■ Record excerpts
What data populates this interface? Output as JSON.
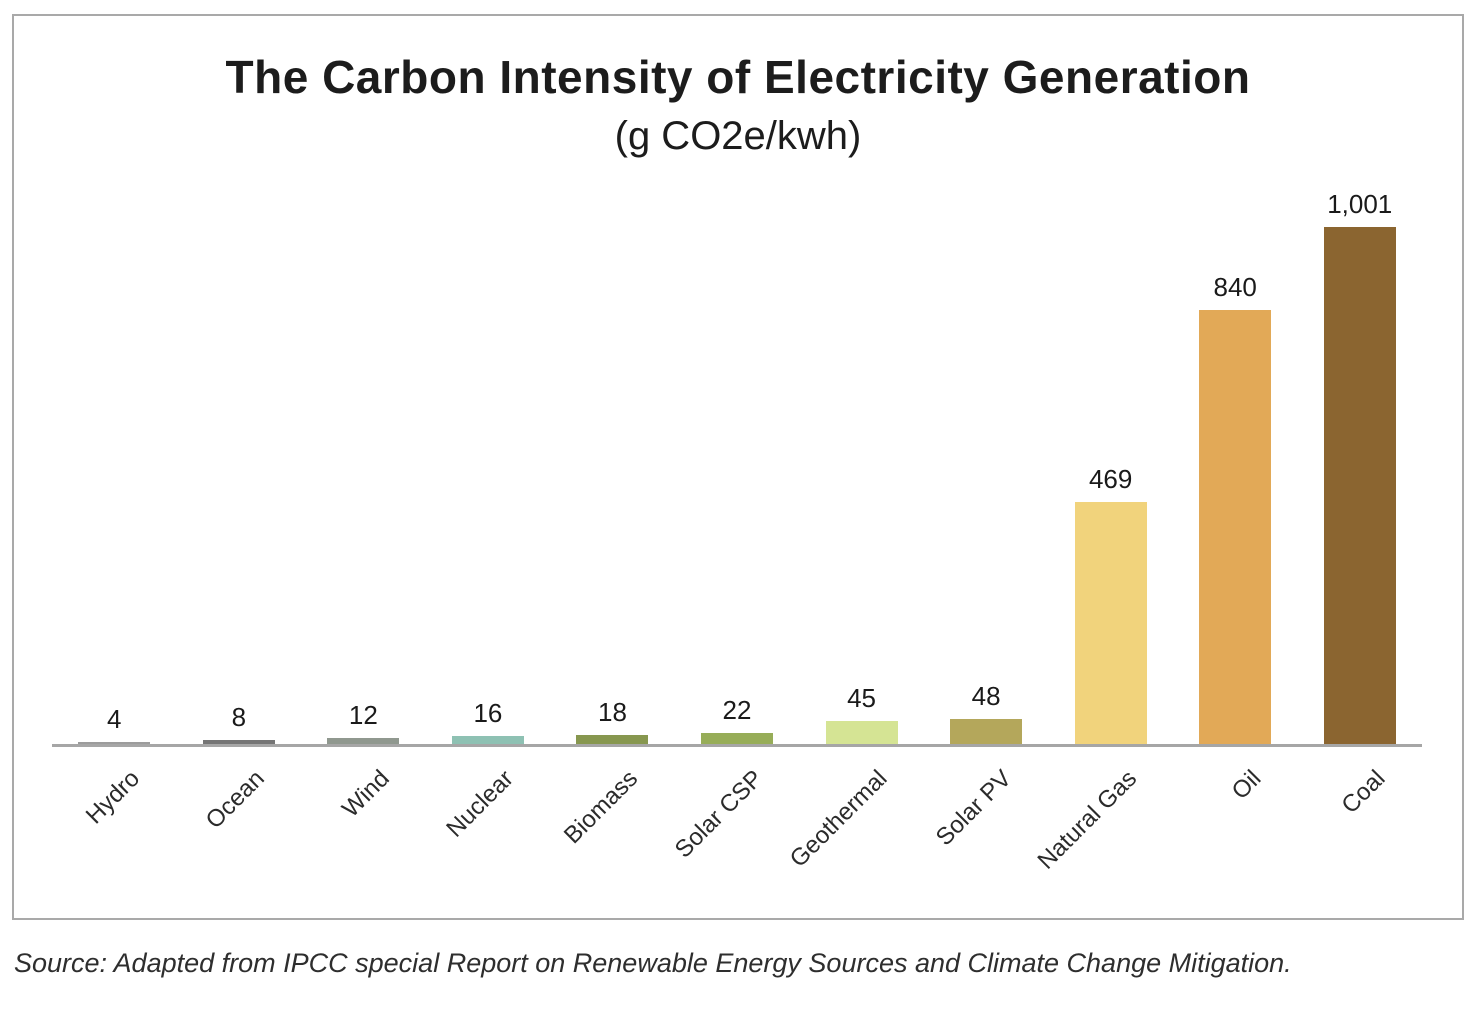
{
  "chart": {
    "title": "The Carbon Intensity of Electricity Generation",
    "subtitle": "(g CO2e/kwh)",
    "source": "Source: Adapted from IPCC special Report on Renewable Energy Sources and Climate Change Mitigation."
  },
  "chart_data": {
    "type": "bar",
    "title": "The Carbon Intensity of Electricity Generation",
    "subtitle": "(g CO2e/kwh)",
    "unit": "g CO2e/kwh",
    "categories": [
      "Hydro",
      "Ocean",
      "Wind",
      "Nuclear",
      "Biomass",
      "Solar CSP",
      "Geothermal",
      "Solar PV",
      "Natural Gas",
      "Oil",
      "Coal"
    ],
    "values": [
      4,
      8,
      12,
      16,
      18,
      22,
      45,
      48,
      469,
      840,
      1001
    ],
    "value_labels": [
      "4",
      "8",
      "12",
      "16",
      "18",
      "22",
      "45",
      "48",
      "469",
      "840",
      "1,001"
    ],
    "bar_colors": [
      "#9c9c9c",
      "#757575",
      "#90988f",
      "#8ec1b3",
      "#87974f",
      "#97ad58",
      "#d5e494",
      "#b4a75b",
      "#f1d37c",
      "#e2a957",
      "#8b6530"
    ],
    "ylim": [
      0,
      1050
    ],
    "grid": false,
    "legend": false,
    "axis_color": "#a6a6a6",
    "source": "Source: Adapted from IPCC special Report on Renewable Energy Sources and Climate Change Mitigation."
  }
}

■ To be done
Extract the full listing above verbatim; pictures are to be left out of the copy.

■ Complete answer
What data populates this interface? Output as JSON.
{
  "chart": {
    "title": "The Carbon Intensity of Electricity Generation",
    "subtitle": "(g CO2e/kwh)",
    "source": "Source: Adapted from IPCC special Report on Renewable Energy Sources and Climate Change Mitigation."
  },
  "chart_data": {
    "type": "bar",
    "title": "The Carbon Intensity of Electricity Generation",
    "subtitle": "(g CO2e/kwh)",
    "unit": "g CO2e/kwh",
    "categories": [
      "Hydro",
      "Ocean",
      "Wind",
      "Nuclear",
      "Biomass",
      "Solar CSP",
      "Geothermal",
      "Solar PV",
      "Natural Gas",
      "Oil",
      "Coal"
    ],
    "values": [
      4,
      8,
      12,
      16,
      18,
      22,
      45,
      48,
      469,
      840,
      1001
    ],
    "value_labels": [
      "4",
      "8",
      "12",
      "16",
      "18",
      "22",
      "45",
      "48",
      "469",
      "840",
      "1,001"
    ],
    "bar_colors": [
      "#9c9c9c",
      "#757575",
      "#90988f",
      "#8ec1b3",
      "#87974f",
      "#97ad58",
      "#d5e494",
      "#b4a75b",
      "#f1d37c",
      "#e2a957",
      "#8b6530"
    ],
    "ylim": [
      0,
      1050
    ],
    "grid": false,
    "legend": false,
    "axis_color": "#a6a6a6",
    "source": "Source: Adapted from IPCC special Report on Renewable Energy Sources and Climate Change Mitigation."
  }
}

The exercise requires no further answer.